Exercise objective: Gather up all lines that carry the word "were".

[begin Listing]

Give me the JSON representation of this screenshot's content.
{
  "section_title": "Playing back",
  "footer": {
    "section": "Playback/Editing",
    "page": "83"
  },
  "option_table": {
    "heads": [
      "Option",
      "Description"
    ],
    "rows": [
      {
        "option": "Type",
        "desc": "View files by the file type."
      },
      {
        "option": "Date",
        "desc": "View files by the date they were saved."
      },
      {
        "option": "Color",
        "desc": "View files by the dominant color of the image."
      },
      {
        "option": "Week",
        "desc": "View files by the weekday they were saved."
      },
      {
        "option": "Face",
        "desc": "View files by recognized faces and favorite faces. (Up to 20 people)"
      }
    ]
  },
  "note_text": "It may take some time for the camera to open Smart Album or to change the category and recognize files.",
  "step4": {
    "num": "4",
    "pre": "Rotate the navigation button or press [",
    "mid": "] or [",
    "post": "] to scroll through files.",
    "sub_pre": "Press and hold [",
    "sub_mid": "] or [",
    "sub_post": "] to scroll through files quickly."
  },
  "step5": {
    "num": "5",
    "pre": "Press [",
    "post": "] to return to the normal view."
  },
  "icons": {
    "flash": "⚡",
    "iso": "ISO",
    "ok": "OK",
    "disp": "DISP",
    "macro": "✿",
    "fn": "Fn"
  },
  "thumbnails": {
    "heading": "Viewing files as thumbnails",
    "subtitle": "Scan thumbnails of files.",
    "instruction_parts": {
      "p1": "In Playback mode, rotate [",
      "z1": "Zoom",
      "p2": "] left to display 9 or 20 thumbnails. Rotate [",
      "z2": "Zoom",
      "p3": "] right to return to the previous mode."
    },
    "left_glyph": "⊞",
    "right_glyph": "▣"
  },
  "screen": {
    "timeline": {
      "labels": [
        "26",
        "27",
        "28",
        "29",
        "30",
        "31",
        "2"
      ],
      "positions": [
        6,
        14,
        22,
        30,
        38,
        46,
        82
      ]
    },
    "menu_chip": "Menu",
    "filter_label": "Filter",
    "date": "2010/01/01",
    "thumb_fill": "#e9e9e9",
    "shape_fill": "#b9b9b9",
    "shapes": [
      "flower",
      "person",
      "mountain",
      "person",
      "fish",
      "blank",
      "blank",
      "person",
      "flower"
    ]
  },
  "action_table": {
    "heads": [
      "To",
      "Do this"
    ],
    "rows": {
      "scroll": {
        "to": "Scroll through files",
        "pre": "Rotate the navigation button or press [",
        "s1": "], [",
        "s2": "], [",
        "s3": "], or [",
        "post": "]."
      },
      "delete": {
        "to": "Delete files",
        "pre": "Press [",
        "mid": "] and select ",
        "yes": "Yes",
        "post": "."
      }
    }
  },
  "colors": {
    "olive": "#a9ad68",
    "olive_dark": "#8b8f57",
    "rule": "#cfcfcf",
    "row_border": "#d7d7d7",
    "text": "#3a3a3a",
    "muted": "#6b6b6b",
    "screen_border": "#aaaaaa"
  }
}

[end Listing]

Exercise solution:
        "desc": "View files by the date they were saved."
        "desc": "View files by the weekday they were saved."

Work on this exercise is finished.